◆ Aim:
Exactly as written, retype the listing below, omitting the pictures.

◆ Records:
——

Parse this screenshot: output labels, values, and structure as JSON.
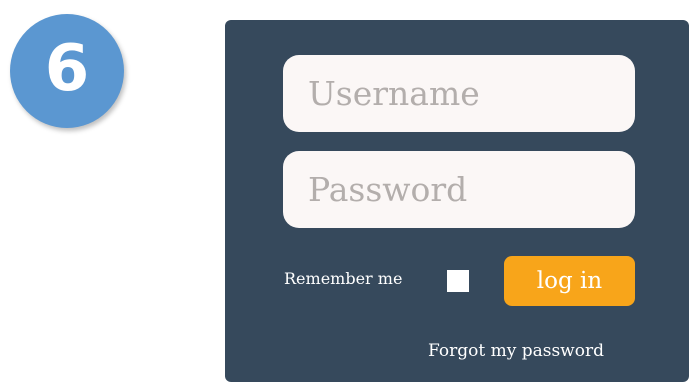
{
  "step_badge": {
    "number": "6",
    "color": "#5b97d1"
  },
  "login_form": {
    "background_color": "#36495c",
    "username": {
      "value": "",
      "placeholder": "Username"
    },
    "password": {
      "value": "",
      "placeholder": "Password"
    },
    "remember_me": {
      "label": "Remember me",
      "checked": false
    },
    "login_button": {
      "label": "log in",
      "color": "#f8a51a"
    },
    "forgot_password_link": "Forgot my password"
  }
}
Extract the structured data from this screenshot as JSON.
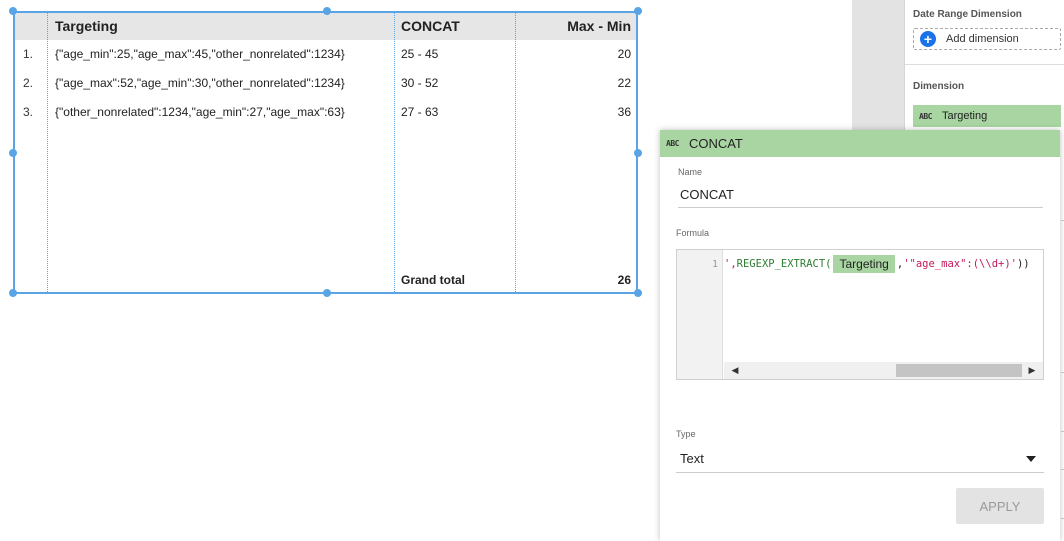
{
  "table": {
    "columns": [
      "Targeting",
      "CONCAT",
      "Max - Min"
    ],
    "rows": [
      {
        "num": "1.",
        "targeting": "{\"age_min\":25,\"age_max\":45,\"other_nonrelated\":1234}",
        "concat": "25 - 45",
        "maxmin": "20"
      },
      {
        "num": "2.",
        "targeting": "{\"age_max\":52,\"age_min\":30,\"other_nonrelated\":1234}",
        "concat": "30 - 52",
        "maxmin": "22"
      },
      {
        "num": "3.",
        "targeting": "{\"other_nonrelated\":1234,\"age_min\":27,\"age_max\":63}",
        "concat": "27 - 63",
        "maxmin": "36"
      }
    ],
    "grand_total_label": "Grand total",
    "grand_total_value": "26"
  },
  "properties": {
    "date_range_label": "Date Range Dimension",
    "add_dimension_label": "Add dimension",
    "dimension_label": "Dimension",
    "dimension_chip": {
      "type_icon": "ABC",
      "label": "Targeting"
    }
  },
  "dialog": {
    "type_icon": "ABC",
    "title": "CONCAT",
    "name_label": "Name",
    "name_value": "CONCAT",
    "formula_label": "Formula",
    "line_number": "1",
    "formula": {
      "prefix": "', ",
      "function": "REGEXP_EXTRACT(",
      "field_token": "Targeting",
      "separator": " , ",
      "pattern": "'\"age_max\":(\\\\d+)'",
      "suffix": "))"
    },
    "type_label": "Type",
    "type_value": "Text",
    "apply_label": "APPLY"
  },
  "colors": {
    "accent_blue": "#5aa4e6",
    "chip_green": "#a8d5a2",
    "button_blue": "#1a73e8"
  }
}
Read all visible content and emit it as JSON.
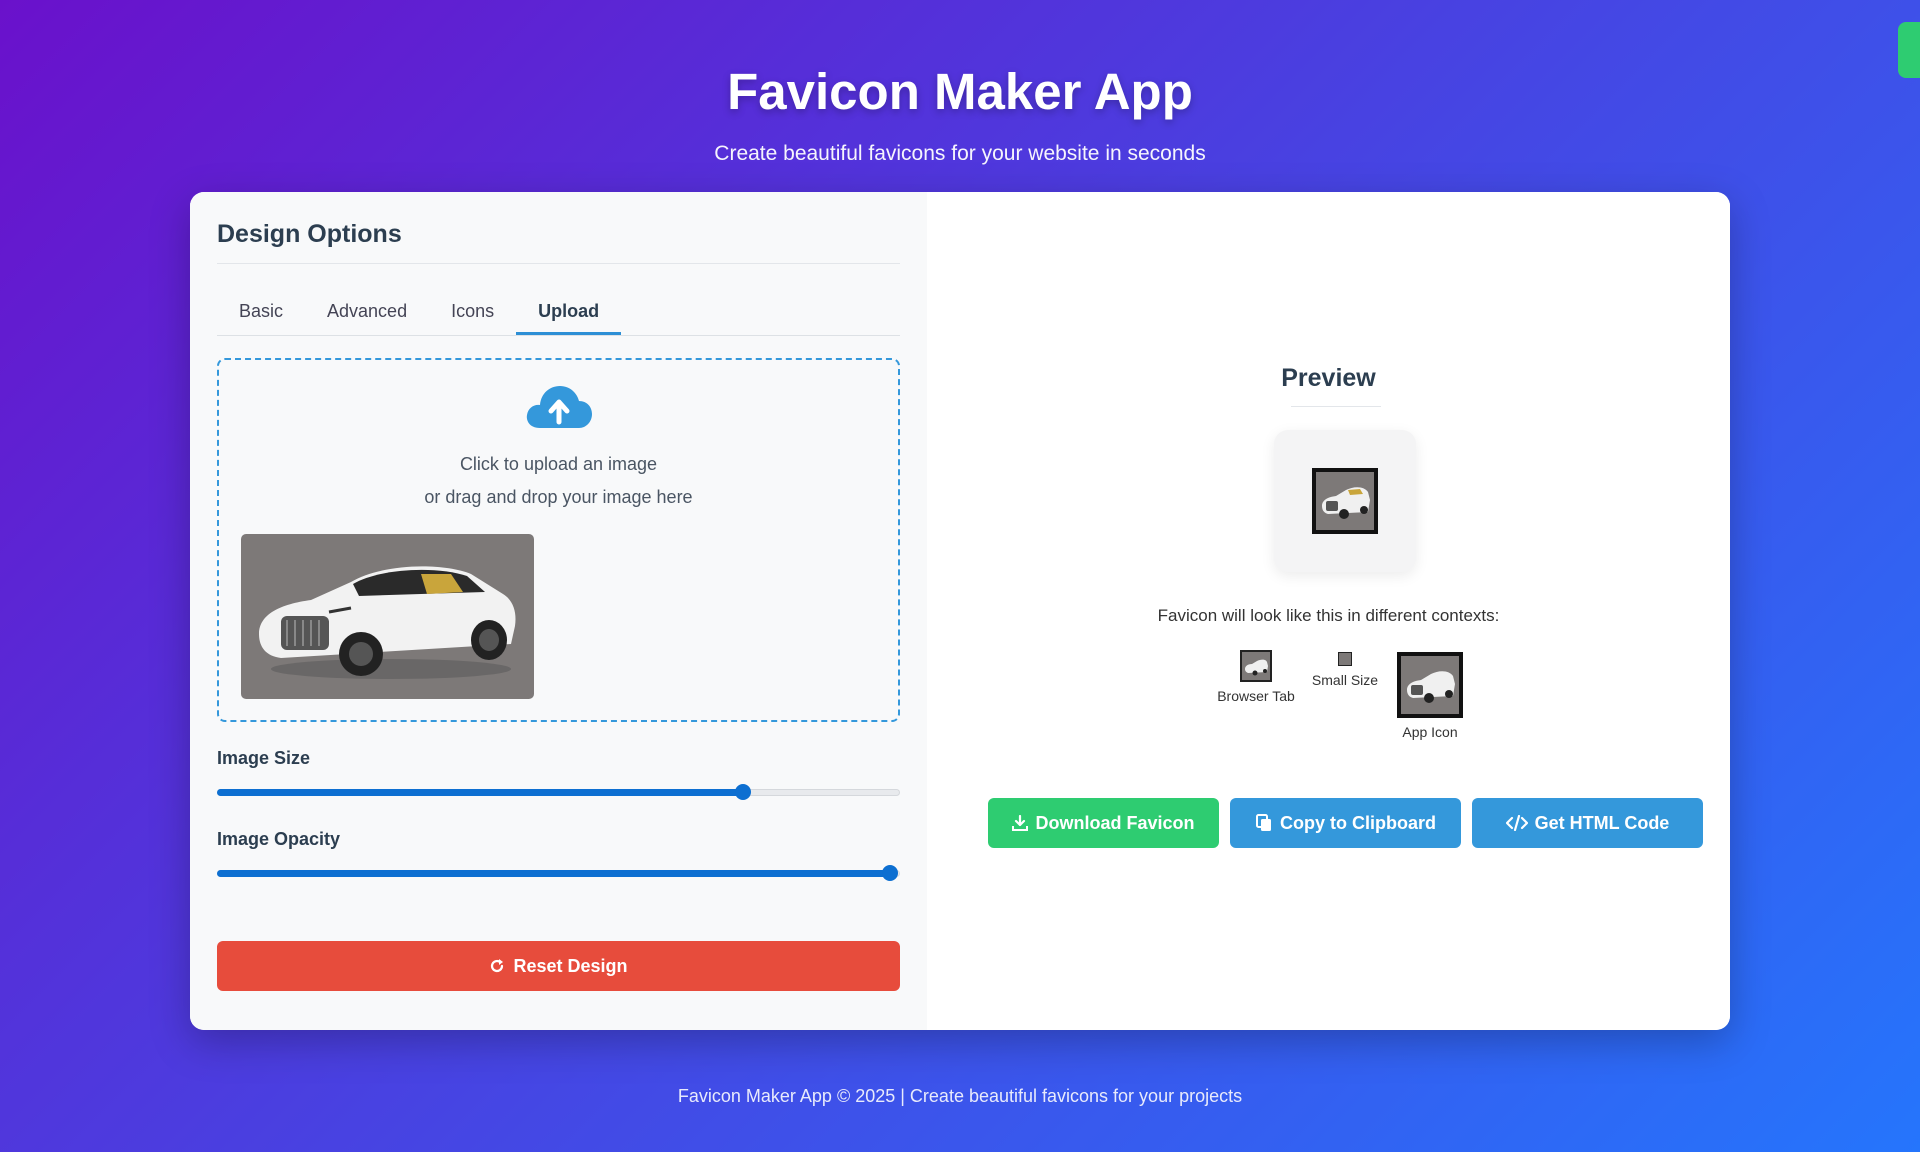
{
  "header": {
    "title": "Favicon Maker App",
    "subtitle": "Create beautiful favicons for your website in seconds"
  },
  "design_panel": {
    "title": "Design Options",
    "tabs": [
      {
        "label": "Basic",
        "active": false
      },
      {
        "label": "Advanced",
        "active": false
      },
      {
        "label": "Icons",
        "active": false
      },
      {
        "label": "Upload",
        "active": true
      }
    ],
    "upload": {
      "icon": "cloud-upload-icon",
      "line1": "Click to upload an image",
      "line2": "or drag and drop your image here",
      "image": "car-image"
    },
    "sliders": [
      {
        "label": "Image Size",
        "value_fraction": 0.77
      },
      {
        "label": "Image Opacity",
        "value_fraction": 0.985
      }
    ],
    "reset_label": "Reset Design"
  },
  "preview_panel": {
    "title": "Preview",
    "contexts_text": "Favicon will look like this in different contexts:",
    "contexts": [
      {
        "label": "Browser Tab"
      },
      {
        "label": "Small Size"
      },
      {
        "label": "App Icon"
      }
    ],
    "actions": {
      "download": "Download Favicon",
      "copy": "Copy to Clipboard",
      "html": "Get HTML Code"
    }
  },
  "footer": {
    "text": "Favicon Maker App © 2025 | Create beautiful favicons for your projects"
  },
  "colors": {
    "accent_blue": "#3498db",
    "success_green": "#2ecc71",
    "danger_red": "#e74c3c",
    "slider_blue": "#0d6fd1"
  }
}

——

◆ Response to this exercise:
Parse this screenshot: output labels, values, and structure as JSON.
{
  "step_badge": {
    "number": "6",
    "color": "#5b97d1"
  },
  "login_form": {
    "background_color": "#36495c",
    "username": {
      "value": "",
      "placeholder": "Username"
    },
    "password": {
      "value": "",
      "placeholder": "Password"
    },
    "remember_me": {
      "label": "Remember me",
      "checked": false
    },
    "login_button": {
      "label": "log in",
      "color": "#f8a51a"
    },
    "forgot_password_link": "Forgot my password"
  }
}
Extract the structured data from this screenshot as JSON.
{
  "table": {
    "columns": [
      "Targeting",
      "CONCAT",
      "Max - Min"
    ],
    "rows": [
      {
        "num": "1.",
        "targeting": "{\"age_min\":25,\"age_max\":45,\"other_nonrelated\":1234}",
        "concat": "25 - 45",
        "maxmin": "20"
      },
      {
        "num": "2.",
        "targeting": "{\"age_max\":52,\"age_min\":30,\"other_nonrelated\":1234}",
        "concat": "30 - 52",
        "maxmin": "22"
      },
      {
        "num": "3.",
        "targeting": "{\"other_nonrelated\":1234,\"age_min\":27,\"age_max\":63}",
        "concat": "27 - 63",
        "maxmin": "36"
      }
    ],
    "grand_total_label": "Grand total",
    "grand_total_value": "26"
  },
  "properties": {
    "date_range_label": "Date Range Dimension",
    "add_dimension_label": "Add dimension",
    "dimension_label": "Dimension",
    "dimension_chip": {
      "type_icon": "ABC",
      "label": "Targeting"
    }
  },
  "dialog": {
    "type_icon": "ABC",
    "title": "CONCAT",
    "name_label": "Name",
    "name_value": "CONCAT",
    "formula_label": "Formula",
    "line_number": "1",
    "formula": {
      "prefix": "', ",
      "function": "REGEXP_EXTRACT(",
      "field_token": "Targeting",
      "separator": " , ",
      "pattern": "'\"age_max\":(\\\\d+)'",
      "suffix": "))"
    },
    "type_label": "Type",
    "type_value": "Text",
    "apply_label": "APPLY"
  },
  "colors": {
    "accent_blue": "#5aa4e6",
    "chip_green": "#a8d5a2",
    "button_blue": "#1a73e8"
  }
}
Read all visible content and emit it as JSON.
{
  "header": {
    "title": "Favicon Maker App",
    "subtitle": "Create beautiful favicons for your website in seconds"
  },
  "design_panel": {
    "title": "Design Options",
    "tabs": [
      {
        "label": "Basic",
        "active": false
      },
      {
        "label": "Advanced",
        "active": false
      },
      {
        "label": "Icons",
        "active": false
      },
      {
        "label": "Upload",
        "active": true
      }
    ],
    "upload": {
      "icon": "cloud-upload-icon",
      "line1": "Click to upload an image",
      "line2": "or drag and drop your image here",
      "image": "car-image"
    },
    "sliders": [
      {
        "label": "Image Size",
        "value_fraction": 0.77
      },
      {
        "label": "Image Opacity",
        "value_fraction": 0.985
      }
    ],
    "reset_label": "Reset Design"
  },
  "preview_panel": {
    "title": "Preview",
    "contexts_text": "Favicon will look like this in different contexts:",
    "contexts": [
      {
        "label": "Browser Tab"
      },
      {
        "label": "Small Size"
      },
      {
        "label": "App Icon"
      }
    ],
    "actions": {
      "download": "Download Favicon",
      "copy": "Copy to Clipboard",
      "html": "Get HTML Code"
    }
  },
  "footer": {
    "text": "Favicon Maker App © 2025 | Create beautiful favicons for your projects"
  },
  "colors": {
    "accent_blue": "#3498db",
    "success_green": "#2ecc71",
    "danger_red": "#e74c3c",
    "slider_blue": "#0d6fd1"
  }
}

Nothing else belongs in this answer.